> [Work to be completed]:
The entries below should be quoted exactly, with no pictures carried over.

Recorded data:
## START
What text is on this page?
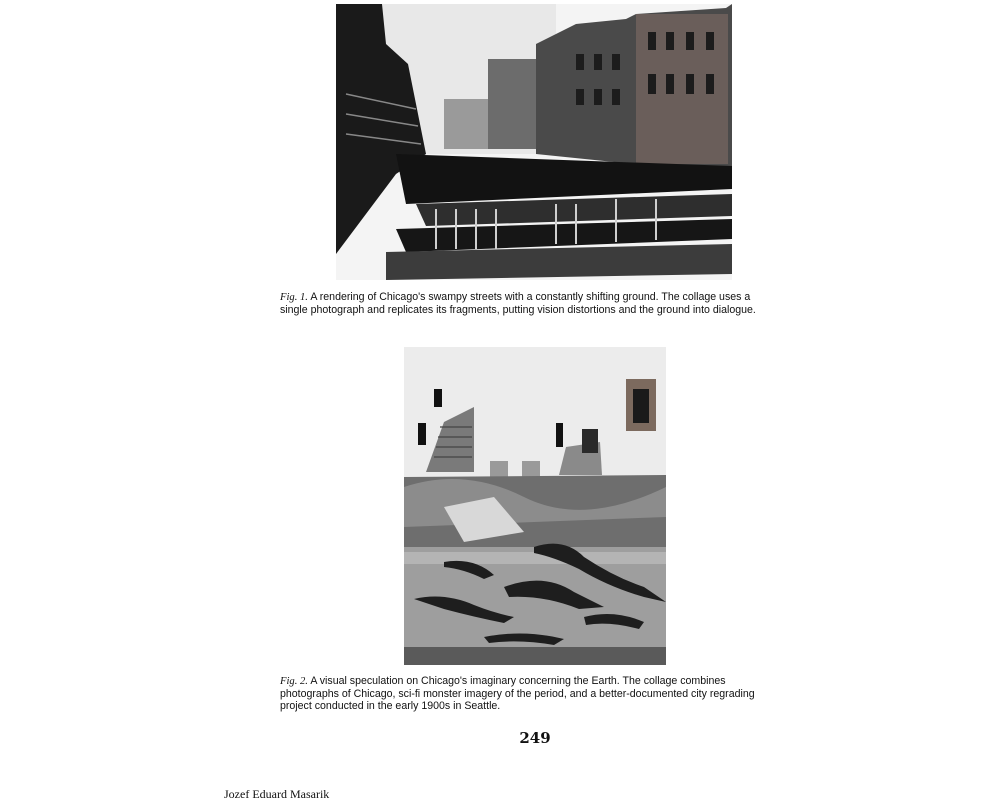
Fig. 1. A rendering of Chicago's swampy streets with a constantly shifting ground. The collage uses a single photograph and replicates its fragments, putting vision distortions and the ground into dialogue.
Fig. 2. A visual speculation on Chicago's imaginary concerning the Earth. The collage combines photographs of Chicago, sci-fi monster imagery of the period, and a better-documented city regrading project conducted in the early 1900s in Seattle.
249
Jozef Eduard Masarik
## END
> [Final result]:
What text is on this page?
Fig. 1. A rendering of Chicago's swampy streets with a constantly shifting ground. The collage uses a single photograph and replicates its fragments, putting vision distortions and the ground into dialogue.
Fig. 2. A visual speculation on Chicago's imaginary concerning the Earth. The collage combines photographs of Chicago, sci-fi monster imagery of the period, and a better-documented city regrading project conducted in the early 1900s in Seattle.
249
Jozef Eduard Masarik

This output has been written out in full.